Requirement - Reproduce the data that follows in its entirety, character for character.

Records shown -
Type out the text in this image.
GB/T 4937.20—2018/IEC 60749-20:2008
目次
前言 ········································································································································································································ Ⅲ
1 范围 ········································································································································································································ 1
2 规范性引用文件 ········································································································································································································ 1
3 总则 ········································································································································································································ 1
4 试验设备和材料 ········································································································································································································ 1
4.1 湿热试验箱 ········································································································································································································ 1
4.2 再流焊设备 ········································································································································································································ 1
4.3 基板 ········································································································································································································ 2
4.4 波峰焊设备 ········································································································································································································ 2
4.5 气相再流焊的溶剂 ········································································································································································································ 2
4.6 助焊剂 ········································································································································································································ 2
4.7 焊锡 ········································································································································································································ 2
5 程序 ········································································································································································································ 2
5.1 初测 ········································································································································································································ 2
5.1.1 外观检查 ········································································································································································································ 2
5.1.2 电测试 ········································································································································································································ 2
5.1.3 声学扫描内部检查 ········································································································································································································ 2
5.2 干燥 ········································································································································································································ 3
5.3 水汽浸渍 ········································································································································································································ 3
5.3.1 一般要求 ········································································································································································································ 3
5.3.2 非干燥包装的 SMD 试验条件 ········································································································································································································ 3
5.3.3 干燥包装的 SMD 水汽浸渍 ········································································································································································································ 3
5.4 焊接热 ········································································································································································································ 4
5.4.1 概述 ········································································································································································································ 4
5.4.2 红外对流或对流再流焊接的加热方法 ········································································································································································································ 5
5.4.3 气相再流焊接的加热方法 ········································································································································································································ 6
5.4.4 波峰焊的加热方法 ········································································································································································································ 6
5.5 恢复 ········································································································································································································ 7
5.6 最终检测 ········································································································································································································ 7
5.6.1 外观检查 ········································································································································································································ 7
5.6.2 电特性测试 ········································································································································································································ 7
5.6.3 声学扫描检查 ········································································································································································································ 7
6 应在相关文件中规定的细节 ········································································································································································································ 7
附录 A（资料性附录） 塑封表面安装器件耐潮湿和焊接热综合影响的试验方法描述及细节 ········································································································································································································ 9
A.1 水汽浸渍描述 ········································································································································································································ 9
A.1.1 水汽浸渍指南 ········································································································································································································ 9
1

Reply -
Type out the text in this image.
GB/T 4937.20—2018/IEC 60749-20:2008
目次
前言 ········································································································································································································ Ⅲ
1 范围 ········································································································································································································ 1
2 规范性引用文件 ········································································································································································································ 1
3 总则 ········································································································································································································ 1
4 试验设备和材料 ········································································································································································································ 1
4.1 湿热试验箱 ········································································································································································································ 1
4.2 再流焊设备 ········································································································································································································ 1
4.3 基板 ········································································································································································································ 2
4.4 波峰焊设备 ········································································································································································································ 2
4.5 气相再流焊的溶剂 ········································································································································································································ 2
4.6 助焊剂 ········································································································································································································ 2
4.7 焊锡 ········································································································································································································ 2
5 程序 ········································································································································································································ 2
5.1 初测 ········································································································································································································ 2
5.1.1 外观检查 ········································································································································································································ 2
5.1.2 电测试 ········································································································································································································ 2
5.1.3 声学扫描内部检查 ········································································································································································································ 2
5.2 干燥 ········································································································································································································ 3
5.3 水汽浸渍 ········································································································································································································ 3
5.3.1 一般要求 ········································································································································································································ 3
5.3.2 非干燥包装的 SMD 试验条件 ········································································································································································································ 3
5.3.3 干燥包装的 SMD 水汽浸渍 ········································································································································································································ 3
5.4 焊接热 ········································································································································································································ 4
5.4.1 概述 ········································································································································································································ 4
5.4.2 红外对流或对流再流焊接的加热方法 ········································································································································································································ 5
5.4.3 气相再流焊接的加热方法 ········································································································································································································ 6
5.4.4 波峰焊的加热方法 ········································································································································································································ 6
5.5 恢复 ········································································································································································································ 7
5.6 最终检测 ········································································································································································································ 7
5.6.1 外观检查 ········································································································································································································ 7
5.6.2 电特性测试 ········································································································································································································ 7
5.6.3 声学扫描检查 ········································································································································································································ 7
6 应在相关文件中规定的细节 ········································································································································································································ 7
附录 A（资料性附录） 塑封表面安装器件耐潮湿和焊接热综合影响的试验方法描述及细节 ········································································································································································································ 9
A.1 水汽浸渍描述 ········································································································································································································ 9
A.1.1 水汽浸渍指南 ········································································································································································································ 9
1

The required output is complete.